What is being asked
State how many lines include "Control", giving the number by itself.

Data shown
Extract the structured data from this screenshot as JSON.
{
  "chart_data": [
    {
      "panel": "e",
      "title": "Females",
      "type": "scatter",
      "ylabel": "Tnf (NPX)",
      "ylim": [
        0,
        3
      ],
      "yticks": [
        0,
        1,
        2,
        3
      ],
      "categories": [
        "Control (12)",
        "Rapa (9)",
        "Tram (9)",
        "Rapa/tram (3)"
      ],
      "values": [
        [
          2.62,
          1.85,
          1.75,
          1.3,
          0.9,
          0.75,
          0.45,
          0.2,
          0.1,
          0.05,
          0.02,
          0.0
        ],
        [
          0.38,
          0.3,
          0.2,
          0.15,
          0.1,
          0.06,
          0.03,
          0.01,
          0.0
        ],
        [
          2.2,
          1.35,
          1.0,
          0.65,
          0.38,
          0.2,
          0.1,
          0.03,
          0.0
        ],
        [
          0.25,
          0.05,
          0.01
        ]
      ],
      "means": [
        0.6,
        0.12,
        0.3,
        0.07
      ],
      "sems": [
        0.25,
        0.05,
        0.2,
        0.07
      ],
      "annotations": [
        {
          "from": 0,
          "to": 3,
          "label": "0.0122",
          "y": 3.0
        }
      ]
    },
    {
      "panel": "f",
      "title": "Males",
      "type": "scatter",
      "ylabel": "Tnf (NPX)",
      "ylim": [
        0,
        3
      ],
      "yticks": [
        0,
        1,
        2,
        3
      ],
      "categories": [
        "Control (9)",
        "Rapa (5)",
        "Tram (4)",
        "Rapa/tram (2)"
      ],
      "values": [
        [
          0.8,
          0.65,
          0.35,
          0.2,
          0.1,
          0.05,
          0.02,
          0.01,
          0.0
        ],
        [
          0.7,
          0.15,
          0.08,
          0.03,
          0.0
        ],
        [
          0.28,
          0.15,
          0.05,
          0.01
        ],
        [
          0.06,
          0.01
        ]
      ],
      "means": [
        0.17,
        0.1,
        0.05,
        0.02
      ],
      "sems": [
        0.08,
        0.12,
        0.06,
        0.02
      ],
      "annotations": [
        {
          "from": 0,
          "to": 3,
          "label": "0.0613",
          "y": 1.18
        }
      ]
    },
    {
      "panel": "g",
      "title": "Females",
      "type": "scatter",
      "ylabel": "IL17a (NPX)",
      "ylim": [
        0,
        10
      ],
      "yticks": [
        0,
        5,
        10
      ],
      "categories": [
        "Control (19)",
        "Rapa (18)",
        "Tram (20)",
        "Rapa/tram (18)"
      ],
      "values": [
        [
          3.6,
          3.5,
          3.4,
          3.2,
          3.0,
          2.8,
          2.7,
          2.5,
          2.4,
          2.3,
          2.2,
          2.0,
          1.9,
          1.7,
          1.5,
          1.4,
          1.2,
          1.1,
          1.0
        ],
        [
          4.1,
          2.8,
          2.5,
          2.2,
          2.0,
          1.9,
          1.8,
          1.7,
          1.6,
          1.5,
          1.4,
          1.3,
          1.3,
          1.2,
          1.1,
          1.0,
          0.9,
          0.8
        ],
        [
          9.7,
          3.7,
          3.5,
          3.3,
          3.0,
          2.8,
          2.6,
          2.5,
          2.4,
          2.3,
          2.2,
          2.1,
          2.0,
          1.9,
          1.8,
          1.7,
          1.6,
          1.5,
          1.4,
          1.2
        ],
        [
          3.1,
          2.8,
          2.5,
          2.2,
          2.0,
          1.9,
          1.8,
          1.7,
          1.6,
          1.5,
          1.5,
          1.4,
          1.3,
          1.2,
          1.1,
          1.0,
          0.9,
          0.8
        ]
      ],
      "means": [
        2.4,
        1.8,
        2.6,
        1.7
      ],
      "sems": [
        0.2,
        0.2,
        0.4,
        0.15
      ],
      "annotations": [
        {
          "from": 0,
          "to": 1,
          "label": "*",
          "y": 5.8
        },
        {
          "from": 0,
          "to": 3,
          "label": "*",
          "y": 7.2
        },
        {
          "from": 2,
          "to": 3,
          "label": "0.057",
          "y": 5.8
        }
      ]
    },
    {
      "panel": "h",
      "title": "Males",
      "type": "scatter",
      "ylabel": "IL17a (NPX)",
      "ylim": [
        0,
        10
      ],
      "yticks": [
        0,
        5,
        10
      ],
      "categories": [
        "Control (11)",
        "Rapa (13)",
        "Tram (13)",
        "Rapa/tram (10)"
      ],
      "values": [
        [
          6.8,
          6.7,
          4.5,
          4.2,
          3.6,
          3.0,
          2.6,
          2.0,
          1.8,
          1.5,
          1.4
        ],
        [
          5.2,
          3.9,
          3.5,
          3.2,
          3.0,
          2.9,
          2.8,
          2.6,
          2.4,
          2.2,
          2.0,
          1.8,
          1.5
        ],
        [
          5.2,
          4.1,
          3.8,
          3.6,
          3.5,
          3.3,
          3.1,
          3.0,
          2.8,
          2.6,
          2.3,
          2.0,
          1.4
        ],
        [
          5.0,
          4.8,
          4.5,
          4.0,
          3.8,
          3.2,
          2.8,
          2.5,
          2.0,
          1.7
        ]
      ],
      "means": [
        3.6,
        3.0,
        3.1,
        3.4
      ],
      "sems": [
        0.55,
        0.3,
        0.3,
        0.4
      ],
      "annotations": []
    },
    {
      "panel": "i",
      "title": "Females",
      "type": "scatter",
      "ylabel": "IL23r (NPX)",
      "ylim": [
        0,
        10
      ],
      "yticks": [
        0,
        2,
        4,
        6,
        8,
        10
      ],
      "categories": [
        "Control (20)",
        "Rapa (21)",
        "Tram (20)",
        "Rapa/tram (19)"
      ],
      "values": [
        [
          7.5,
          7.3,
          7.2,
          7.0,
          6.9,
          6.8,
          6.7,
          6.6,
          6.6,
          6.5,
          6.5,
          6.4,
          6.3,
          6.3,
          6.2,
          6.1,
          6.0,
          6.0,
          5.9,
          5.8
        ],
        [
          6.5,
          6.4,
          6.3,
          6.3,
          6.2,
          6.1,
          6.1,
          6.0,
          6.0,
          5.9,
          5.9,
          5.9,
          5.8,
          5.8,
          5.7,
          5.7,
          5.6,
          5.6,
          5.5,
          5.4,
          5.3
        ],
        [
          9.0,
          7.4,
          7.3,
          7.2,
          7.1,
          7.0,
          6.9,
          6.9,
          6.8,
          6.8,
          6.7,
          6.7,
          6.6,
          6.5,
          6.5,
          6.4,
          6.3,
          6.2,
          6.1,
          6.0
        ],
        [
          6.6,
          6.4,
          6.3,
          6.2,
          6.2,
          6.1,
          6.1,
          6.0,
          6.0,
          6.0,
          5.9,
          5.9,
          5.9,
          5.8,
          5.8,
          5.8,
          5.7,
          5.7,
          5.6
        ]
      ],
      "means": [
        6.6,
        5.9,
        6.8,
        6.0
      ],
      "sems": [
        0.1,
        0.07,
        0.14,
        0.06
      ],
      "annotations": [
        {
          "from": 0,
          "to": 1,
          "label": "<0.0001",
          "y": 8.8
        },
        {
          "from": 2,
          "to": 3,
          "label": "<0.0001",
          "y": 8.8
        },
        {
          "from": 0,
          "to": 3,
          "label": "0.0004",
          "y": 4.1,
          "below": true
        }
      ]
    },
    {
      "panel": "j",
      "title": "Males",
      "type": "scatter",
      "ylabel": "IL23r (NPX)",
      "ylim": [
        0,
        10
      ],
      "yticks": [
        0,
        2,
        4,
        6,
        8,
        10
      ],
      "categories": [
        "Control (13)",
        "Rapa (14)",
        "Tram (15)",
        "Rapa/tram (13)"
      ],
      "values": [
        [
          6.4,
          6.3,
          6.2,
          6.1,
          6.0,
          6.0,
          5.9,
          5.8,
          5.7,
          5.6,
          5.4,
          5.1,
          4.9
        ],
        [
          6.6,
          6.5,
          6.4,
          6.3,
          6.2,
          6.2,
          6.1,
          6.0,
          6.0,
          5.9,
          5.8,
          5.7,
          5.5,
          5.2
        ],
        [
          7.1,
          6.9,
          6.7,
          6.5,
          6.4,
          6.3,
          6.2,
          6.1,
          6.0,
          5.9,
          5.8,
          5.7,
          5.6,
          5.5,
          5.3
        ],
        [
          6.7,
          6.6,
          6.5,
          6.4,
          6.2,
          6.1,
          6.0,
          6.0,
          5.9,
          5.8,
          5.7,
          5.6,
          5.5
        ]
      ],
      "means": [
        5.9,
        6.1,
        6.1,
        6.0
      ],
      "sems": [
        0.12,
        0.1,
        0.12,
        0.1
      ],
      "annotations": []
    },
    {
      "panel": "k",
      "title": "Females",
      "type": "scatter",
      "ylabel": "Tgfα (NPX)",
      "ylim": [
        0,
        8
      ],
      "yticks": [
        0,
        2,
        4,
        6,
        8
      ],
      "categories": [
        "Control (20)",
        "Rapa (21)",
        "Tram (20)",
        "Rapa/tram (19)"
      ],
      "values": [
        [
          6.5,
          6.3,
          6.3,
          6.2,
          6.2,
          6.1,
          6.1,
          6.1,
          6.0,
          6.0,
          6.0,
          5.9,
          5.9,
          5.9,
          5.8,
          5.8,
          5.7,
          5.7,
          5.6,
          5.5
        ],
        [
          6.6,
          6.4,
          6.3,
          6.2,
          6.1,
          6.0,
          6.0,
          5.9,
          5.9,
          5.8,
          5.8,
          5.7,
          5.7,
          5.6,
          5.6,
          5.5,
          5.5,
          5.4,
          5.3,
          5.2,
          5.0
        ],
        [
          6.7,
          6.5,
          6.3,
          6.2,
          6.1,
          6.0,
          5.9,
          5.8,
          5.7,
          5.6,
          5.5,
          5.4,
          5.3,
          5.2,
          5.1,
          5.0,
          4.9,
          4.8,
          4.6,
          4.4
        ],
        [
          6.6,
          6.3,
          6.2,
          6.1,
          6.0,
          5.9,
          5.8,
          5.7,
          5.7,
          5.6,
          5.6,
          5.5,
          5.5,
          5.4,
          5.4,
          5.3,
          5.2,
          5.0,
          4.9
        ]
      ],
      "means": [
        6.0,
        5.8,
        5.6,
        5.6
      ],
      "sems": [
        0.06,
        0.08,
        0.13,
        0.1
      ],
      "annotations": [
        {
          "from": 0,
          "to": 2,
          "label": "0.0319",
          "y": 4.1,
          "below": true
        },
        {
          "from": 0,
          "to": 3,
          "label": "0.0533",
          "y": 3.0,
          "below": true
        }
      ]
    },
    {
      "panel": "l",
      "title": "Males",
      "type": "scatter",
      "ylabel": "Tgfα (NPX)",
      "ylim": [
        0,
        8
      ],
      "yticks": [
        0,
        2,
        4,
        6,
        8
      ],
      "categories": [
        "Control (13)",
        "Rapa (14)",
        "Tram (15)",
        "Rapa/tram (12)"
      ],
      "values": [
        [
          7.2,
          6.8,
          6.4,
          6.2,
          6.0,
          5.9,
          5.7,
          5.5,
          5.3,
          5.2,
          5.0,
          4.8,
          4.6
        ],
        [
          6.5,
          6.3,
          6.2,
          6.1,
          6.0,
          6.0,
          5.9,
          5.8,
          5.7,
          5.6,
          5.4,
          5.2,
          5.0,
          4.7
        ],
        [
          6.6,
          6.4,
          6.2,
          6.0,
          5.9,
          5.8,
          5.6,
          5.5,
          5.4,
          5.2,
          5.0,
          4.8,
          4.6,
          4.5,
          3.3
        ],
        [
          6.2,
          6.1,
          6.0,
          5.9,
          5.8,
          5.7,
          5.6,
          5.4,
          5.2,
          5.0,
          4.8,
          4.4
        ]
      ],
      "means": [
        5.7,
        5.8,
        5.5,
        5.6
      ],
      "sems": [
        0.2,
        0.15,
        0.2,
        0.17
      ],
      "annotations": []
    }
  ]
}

Answer
8